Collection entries
* Begin *
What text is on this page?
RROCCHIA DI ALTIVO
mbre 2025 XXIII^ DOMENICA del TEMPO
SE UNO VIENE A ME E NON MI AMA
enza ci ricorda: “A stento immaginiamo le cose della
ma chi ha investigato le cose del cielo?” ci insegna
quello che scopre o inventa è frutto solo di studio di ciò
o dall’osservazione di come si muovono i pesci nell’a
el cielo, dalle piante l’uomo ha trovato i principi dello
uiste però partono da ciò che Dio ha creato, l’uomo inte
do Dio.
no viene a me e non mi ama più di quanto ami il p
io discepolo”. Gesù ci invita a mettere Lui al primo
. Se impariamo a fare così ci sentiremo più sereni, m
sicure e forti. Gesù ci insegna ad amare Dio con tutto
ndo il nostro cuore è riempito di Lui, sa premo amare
* End *
* Begin *
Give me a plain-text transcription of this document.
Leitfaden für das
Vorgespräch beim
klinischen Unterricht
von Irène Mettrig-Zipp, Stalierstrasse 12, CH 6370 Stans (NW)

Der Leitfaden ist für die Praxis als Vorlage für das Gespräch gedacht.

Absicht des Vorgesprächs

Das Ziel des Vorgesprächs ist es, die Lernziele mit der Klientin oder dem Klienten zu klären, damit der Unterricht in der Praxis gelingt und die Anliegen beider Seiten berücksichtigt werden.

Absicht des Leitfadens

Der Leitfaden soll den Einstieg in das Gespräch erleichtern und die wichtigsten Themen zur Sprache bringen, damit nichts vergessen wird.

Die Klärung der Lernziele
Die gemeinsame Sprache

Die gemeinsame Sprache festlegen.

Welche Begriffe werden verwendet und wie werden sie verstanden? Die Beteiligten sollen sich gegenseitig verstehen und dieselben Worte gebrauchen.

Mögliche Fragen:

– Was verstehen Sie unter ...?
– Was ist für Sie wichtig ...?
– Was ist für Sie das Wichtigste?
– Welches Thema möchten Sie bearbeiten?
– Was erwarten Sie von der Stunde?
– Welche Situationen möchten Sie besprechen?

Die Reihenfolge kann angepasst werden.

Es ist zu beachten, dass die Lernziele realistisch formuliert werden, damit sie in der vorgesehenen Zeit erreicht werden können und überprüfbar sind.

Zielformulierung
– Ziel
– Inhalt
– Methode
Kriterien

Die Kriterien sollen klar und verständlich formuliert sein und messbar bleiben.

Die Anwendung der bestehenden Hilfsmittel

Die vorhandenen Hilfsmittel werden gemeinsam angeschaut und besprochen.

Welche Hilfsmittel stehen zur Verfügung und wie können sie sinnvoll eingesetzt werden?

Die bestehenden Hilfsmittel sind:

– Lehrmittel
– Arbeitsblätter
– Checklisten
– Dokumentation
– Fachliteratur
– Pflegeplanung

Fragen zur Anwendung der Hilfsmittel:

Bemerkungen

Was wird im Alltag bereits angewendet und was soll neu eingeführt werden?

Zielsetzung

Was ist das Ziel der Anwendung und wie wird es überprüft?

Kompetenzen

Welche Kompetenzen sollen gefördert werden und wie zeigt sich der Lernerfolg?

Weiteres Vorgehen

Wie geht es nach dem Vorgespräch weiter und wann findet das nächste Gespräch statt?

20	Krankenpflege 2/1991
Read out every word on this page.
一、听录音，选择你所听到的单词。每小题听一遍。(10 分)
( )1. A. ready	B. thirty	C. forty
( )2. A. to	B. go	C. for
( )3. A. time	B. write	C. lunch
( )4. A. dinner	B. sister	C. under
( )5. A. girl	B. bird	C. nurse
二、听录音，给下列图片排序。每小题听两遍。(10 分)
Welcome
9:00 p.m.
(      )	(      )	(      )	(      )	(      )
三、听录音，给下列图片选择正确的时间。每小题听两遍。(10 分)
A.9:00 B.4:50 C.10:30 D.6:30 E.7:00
* End *
*Written task*: Go through the records and copy each line with "bestehenden" in it.

*Task solution*:
Die Anwendung der bestehenden Hilfsmittel
Die bestehenden Hilfsmittel sind:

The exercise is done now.